> _Aufgaben_
A) Schreiben Sie aus dem Text über Thonon-les-Bains den Abschnitt von „Wie ein Amphitheater, dessen“ bis einschließlich „im Zentrum erobert.“ wortgetreu ab.
B) Setzen Sie den Text über Thonon-les-Bains im Anschluss an seinen letzten Satz fort.

> _Textauszug_
####

Der Blick vom Belvedere in Thonon-les-Bains auf den Genfer See. Foto: Hilke Maunder

Thonon-les-Bains: Vielfalt am Genfer See

Wie ein Amphitheater, dessen Häuserreihen die Ränge bilden, liegt Thonon-les-Bains am Südufer des Genfer Sees. Rund 37.000 Menschen leben in der Hauptstadt des Chablais, die auch für ihr Thermalzentrum Valvital bekannt ist – und ihren großen Markt am Donnerstag, der dann die Avenue Saint-François de Sales und zahlreiche umliegende Straßen im Zentrum erobert.

Der Markt gehört zu den größten der Region und ist ein Schlemmerreich bester savoyardischer Spezialitäten. Kostet würzige Hartwürste vom Hirsch, Reh oder Schwein, raffiniert gewürzt mit Pfeffer, Walnuss und Kräutern; herzhafte Bergkäse von den Almen der Vallée de l’Abondance oder Obst und Gemüse von kleinen Erzeugern, die seit Jahrzehnten auf Bio setzen. Andere Stände locken mit günstigen Schuhen, handgemachtem Schmuck, Naturkosmetik oder preiswerter Mode – und mitunter sind sogar Matratzen im Angebot! Welch eine Begrüßung am Donnerstag!

Am Ufer des Genfer Sees

An allen anderen Tagen beginnt euren Rundgang am Ufer des Genfer Sees, wo ein Fischereimuseum im einstigen Fischerdorf Rives mit kleinen bunten Häusern, großen länglichen Reusen und Fischernetzen, die auf den hölzernen Wäscheständern aus jener Zeit trocknen, eine authentische und überraschende Uferatmosphäre am Genfer See inszeniert.

Sie erinnert an jene Zeiten, in denen die Fischerei das wichtigste Wirtschaftsstandbein der Stadt war. Der Fischmarkt von Thonon-les-Bains war einst einer der größten und bedeutendsten in Europa. Er versorgte nicht nur die lokale Bevölkerung, sondern auch zahlreiche Städte in der Umgebung.

Nur wenige Schritte weiter kommt ihr zum Fähranleger, wo Schiffe der CGN Compagnie Générale de Navigation sur le Lac Léman hinüber in die Schweiz nach Lausanne schippern. Die ancienne douane, das alte Zollhaus am Steg des Port des Rives, war früher eine Grenzstelle für alle, die aus der Schweiz kamen oder dorthin wollten.

Wenig weiter verbindet der Funiculaire seit dem 2. April 1888 den Hafen in wenigen Minuten mit dem Stadtzentrum – mit Paradeblicken auf den See und die Stadt.

Bei ihrer Einweihung galt die steile Standseilbahn von Auguste Alesmonières als technisches Meisterwerk ihrer Zeit und war damals vor allem für den Transport von Gütern zwischen dem Hafen und der Stadt ausgelegt.

Bis 1956 wurde der Funiculaire noch mit Wasserkraft betrieben und nicht, wie heute, elektrisch. Fahrkarten für die Fahrt gibt es nur unten am Seeufer. Wer oben einsteigt, zahlt erst beim Aussteigen.

####

> _Auflistung im Rohformat_
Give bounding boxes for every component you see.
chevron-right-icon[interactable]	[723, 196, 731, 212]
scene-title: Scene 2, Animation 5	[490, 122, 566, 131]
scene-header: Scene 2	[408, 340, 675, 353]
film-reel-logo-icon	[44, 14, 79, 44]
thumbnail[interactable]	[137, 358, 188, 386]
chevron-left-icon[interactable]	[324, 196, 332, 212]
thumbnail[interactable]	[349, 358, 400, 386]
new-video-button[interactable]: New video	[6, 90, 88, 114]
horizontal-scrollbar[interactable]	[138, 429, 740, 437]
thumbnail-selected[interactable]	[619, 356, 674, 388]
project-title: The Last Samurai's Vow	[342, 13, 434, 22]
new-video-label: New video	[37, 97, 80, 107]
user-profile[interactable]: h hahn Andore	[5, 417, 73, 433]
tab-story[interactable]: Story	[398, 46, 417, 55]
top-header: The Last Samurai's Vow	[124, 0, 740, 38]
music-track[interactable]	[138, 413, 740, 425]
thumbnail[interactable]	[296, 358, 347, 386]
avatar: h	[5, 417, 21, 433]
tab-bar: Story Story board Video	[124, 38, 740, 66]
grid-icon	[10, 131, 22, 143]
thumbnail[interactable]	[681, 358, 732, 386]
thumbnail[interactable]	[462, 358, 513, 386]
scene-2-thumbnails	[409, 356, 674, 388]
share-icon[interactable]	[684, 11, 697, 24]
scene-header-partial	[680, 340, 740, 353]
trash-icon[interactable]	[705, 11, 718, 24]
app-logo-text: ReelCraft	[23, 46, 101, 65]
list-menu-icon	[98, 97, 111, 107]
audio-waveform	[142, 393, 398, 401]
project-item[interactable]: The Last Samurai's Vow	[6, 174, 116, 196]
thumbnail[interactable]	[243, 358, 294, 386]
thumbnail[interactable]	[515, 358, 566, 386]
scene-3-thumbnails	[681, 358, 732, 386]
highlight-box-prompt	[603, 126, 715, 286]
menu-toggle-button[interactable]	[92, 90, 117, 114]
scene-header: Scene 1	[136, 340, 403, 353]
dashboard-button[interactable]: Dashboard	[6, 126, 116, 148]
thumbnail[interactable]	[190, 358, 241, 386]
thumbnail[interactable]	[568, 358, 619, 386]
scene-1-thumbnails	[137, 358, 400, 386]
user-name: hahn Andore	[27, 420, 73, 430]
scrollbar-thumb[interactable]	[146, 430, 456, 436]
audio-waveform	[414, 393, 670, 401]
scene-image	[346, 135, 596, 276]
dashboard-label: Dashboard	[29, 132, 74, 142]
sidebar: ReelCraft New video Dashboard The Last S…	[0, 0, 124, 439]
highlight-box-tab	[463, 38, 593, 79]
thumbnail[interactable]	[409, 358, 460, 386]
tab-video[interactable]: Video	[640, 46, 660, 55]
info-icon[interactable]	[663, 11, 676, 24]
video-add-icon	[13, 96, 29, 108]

####

> _Lösungen_
A)
Wie ein Amphitheater, dessen Häuserreihen die Ränge bilden, liegt Thonon-les-Bains am Südufer des Genfer Sees. Rund 37.000 Menschen leben in der Hauptstadt des Chablais, die auch für ihr Thermalzentrum Valvital bekannt ist – und ihren großen Markt am Donnerstag, der dann die Avenue Saint-François de Sales und zahlreiche umliegende Straßen im Zentrum erobert.

B)
Mein Fototipp: In einer Kurve kreuzen sich die beiden Kabinen des Funiculaire! Oben angekommen sind, könnt ihr vom Belvédère, einem der schönsten Aussichtspunkte der Stadt, herrliche Ausblicke auf Thonon-les-Bains und den Genfersee genießen.

Danach wartet das Stadtzentrum auf euch – es ist zwar nicht sehr groß, lohnt aber einen Bummel mit Sehenswürdigkeiten wie dem Pôle Culturel de la Visitation, einem Kulturzentrum mit buntem Programm an Ausstellungen, Konzerten und Veranstaltungen im einstigen Kloster der Visitandines aus dem 17. Jahrhundert.

Im einstigen Schloss von Sonnaz, das einst die Souveräne von Piemont-Sardinien beherbergte, blättert das Musée du Chablais die Geschichte und Volkstraditionen des Chablais auf.

Die charmante Rue Chante Coq ist die älteste Straße von Thonon, die Place Henry Bordeaux der jüngste Stadtplatz, der im Zuge der Innenstadtaufwertung am 16. Dezember 2023 neu eingeweiht wurde. Wieder im Glanz des Art Déco präsentiert sich seit November 2023 auch das Excelsior, das sich von einer Bauruine zu einem innerstädtischen Kongresszentrum wandelte.

Vor der BasilikaSaint-François de Sales, einem beliebten Anlaufpunkt für Pilger, plätschert ein Brunnen. Hier füllen Radfahrer auf der ViaRhôna, einem Fernradweg entlang der ViaRhôna, gerne ihre Trinkflaschen auf. Die neogotische Basilika ist dem heiligen Franz von Sales geweiht. Er gehört zu den bedeutendsten Theologen des 16. Jahrhunderts und war für seine sanfte Art und seine Predigten bekannt.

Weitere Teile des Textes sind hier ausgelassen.